Задание 1: Повторите, пожалуйста, без изменений строки данных: от первой строки до строки с "tab-value[interactable]: 1 (232, 274, 243, 296)" включительно.

----- Исходный текст -----

Не всякий зрячий такое смастерит
В деревне всерьез считают, что Василий Латынин видит кожей. Иначе не объяснить, как совершенно слепой мужчина может собирать хитрые штуковины, до которых не каждый зрячий додумается. Латынину за эти устройства спасибо говорила не только жена, но и все соседи.
– Мне было лет 5, когда я попросила дедушку сделать кроватку для куклы, – вспоминает Ольга Никонова, внучка деда Василия. – Он смастерил ее за несколько дней – на верстаке, который тоже сделал сам, на ощупь строгал деревяшки, проводил по ним рукой, чтобы я не посадила занозу, шкурил наждачкой. Кроватка получилась самая лучшая.
Потом Василий Егорович собрал мельницу – из того, что в буквальном смысле лежало под рукой. Ольга Петровна ведет меня в сарай, чтобы показать то, во что долго не могли поверить деревенские жители. Мельница небольшая, метра два в высоту, занимает в сарае дальний угол. Но пользы от нее в домашнем хозяйстве – как от настоящей.
– Вот эту цепь дед снял с велосипеда, – рассказывает Ольга Петровна. – Все шестеренки, звездочки – тоже с него. В это ведро надо зерно сыпать. А жернов у нас с самой войны лежал. Даже не думали, что пригодится.
Она крутит ручку, и мельница оживает: шестеренки движутся, цепь скрипит, жернова крутятся, из желоба сыплется измельченное зерно. Местные жители сначала не могли взять в толк: как незрячий человек видит, куда шуруп вкручивать? Мужики смотрели, чесали затылки. Бабы смекнули, что жить им теперь станет чуточку проще – мельница под боком, не надо ездить за тридевять земель. К Латыниным начали приходить с зерном, уходить с крупой. Старики денег не брали.

-----

Задание 2: Откуда, по словам текста о слепом мастере Василии Латынине, взята цепь для его мельницы?

----- Исходные данные -----

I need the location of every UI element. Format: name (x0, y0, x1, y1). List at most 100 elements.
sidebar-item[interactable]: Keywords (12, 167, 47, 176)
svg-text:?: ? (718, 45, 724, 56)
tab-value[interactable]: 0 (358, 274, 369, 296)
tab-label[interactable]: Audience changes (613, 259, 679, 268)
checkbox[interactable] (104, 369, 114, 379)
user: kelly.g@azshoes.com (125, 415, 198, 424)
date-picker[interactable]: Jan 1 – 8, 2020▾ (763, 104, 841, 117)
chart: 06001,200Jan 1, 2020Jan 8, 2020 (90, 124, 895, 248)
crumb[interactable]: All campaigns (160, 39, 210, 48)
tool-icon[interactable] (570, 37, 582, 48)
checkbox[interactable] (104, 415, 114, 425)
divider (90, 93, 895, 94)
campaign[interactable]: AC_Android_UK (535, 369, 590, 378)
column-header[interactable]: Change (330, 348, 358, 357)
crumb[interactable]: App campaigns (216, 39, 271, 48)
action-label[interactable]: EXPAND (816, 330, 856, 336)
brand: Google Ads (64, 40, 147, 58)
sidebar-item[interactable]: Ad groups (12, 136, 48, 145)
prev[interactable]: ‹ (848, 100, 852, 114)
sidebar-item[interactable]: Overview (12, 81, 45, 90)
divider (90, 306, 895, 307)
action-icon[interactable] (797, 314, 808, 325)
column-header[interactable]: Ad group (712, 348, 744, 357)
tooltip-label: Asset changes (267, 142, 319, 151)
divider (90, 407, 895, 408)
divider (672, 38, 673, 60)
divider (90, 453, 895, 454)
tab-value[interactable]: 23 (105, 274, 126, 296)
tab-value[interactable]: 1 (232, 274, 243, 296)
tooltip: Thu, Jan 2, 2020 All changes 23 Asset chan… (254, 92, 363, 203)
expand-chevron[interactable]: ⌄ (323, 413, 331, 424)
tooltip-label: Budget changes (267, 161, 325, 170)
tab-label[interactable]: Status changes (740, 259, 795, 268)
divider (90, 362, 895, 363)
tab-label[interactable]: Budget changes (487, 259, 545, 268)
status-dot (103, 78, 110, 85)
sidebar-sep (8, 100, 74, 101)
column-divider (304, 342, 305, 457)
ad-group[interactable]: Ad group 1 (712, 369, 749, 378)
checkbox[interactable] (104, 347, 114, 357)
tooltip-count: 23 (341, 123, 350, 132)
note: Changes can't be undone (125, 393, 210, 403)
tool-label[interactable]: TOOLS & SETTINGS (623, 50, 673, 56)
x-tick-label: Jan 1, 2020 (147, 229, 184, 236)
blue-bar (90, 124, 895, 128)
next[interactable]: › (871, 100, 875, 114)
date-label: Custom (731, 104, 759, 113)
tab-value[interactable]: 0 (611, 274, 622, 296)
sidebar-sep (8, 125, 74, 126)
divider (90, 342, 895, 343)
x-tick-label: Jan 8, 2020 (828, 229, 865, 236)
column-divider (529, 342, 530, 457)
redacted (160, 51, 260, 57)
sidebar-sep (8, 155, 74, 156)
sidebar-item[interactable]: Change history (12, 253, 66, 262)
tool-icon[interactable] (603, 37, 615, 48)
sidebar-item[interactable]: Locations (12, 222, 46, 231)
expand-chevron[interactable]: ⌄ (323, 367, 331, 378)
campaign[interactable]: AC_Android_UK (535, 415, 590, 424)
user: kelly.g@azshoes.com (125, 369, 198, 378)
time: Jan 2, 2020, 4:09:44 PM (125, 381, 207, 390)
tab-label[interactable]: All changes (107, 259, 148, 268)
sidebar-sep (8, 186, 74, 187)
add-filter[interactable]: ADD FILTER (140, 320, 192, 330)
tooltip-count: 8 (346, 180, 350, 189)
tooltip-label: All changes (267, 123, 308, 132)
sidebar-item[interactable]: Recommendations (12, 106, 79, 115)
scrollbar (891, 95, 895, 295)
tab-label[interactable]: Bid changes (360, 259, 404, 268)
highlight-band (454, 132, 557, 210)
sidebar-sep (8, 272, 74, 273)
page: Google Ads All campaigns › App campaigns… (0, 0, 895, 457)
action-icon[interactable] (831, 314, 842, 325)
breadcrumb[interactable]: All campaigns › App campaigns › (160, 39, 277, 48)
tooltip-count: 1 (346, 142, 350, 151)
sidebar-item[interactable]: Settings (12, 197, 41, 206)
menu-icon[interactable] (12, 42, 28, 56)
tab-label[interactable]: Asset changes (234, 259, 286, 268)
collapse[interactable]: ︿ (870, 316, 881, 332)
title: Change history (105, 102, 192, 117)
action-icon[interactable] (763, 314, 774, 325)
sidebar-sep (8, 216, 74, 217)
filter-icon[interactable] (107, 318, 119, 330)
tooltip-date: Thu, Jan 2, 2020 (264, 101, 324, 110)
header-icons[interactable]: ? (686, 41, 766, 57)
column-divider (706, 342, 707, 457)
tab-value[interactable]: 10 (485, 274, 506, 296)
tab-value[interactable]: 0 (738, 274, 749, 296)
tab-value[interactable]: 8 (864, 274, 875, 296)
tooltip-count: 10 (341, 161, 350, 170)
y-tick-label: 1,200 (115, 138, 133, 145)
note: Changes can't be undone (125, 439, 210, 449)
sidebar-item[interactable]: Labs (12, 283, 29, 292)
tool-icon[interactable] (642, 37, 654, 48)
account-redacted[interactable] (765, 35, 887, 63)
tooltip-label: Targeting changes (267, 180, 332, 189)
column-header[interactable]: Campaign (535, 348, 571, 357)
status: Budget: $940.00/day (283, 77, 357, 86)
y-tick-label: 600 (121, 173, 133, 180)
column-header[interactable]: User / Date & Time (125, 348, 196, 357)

-----

Ответ 1:
I need the location of every UI element. Format: name (x0, y0, x1, y1). List at most 100 elements.
sidebar-item[interactable]: Keywords (12, 167, 47, 176)
svg-text:?: ? (718, 45, 724, 56)
tab-value[interactable]: 0 (358, 274, 369, 296)
tab-label[interactable]: Audience changes (613, 259, 679, 268)
checkbox[interactable] (104, 369, 114, 379)
user: kelly.g@azshoes.com (125, 415, 198, 424)
date-picker[interactable]: Jan 1 – 8, 2020▾ (763, 104, 841, 117)
chart: 06001,200Jan 1, 2020Jan 8, 2020 (90, 124, 895, 248)
crumb[interactable]: All campaigns (160, 39, 210, 48)
tool-icon[interactable] (570, 37, 582, 48)
checkbox[interactable] (104, 415, 114, 425)
divider (90, 93, 895, 94)
campaign[interactable]: AC_Android_UK (535, 369, 590, 378)
column-header[interactable]: Change (330, 348, 358, 357)
crumb[interactable]: App campaigns (216, 39, 271, 48)
action-label[interactable]: EXPAND (816, 330, 856, 336)
brand: Google Ads (64, 40, 147, 58)
sidebar-item[interactable]: Ad groups (12, 136, 48, 145)
prev[interactable]: ‹ (848, 100, 852, 114)
sidebar-item[interactable]: Overview (12, 81, 45, 90)
divider (90, 306, 895, 307)
action-icon[interactable] (797, 314, 808, 325)
column-header[interactable]: Ad group (712, 348, 744, 357)
tooltip-label: Asset changes (267, 142, 319, 151)
divider (90, 407, 895, 408)
divider (672, 38, 673, 60)
divider (90, 453, 895, 454)
tab-value[interactable]: 23 (105, 274, 126, 296)
tab-value[interactable]: 1 (232, 274, 243, 296)

Ответ 2: Цепь дед снял с велосипеда.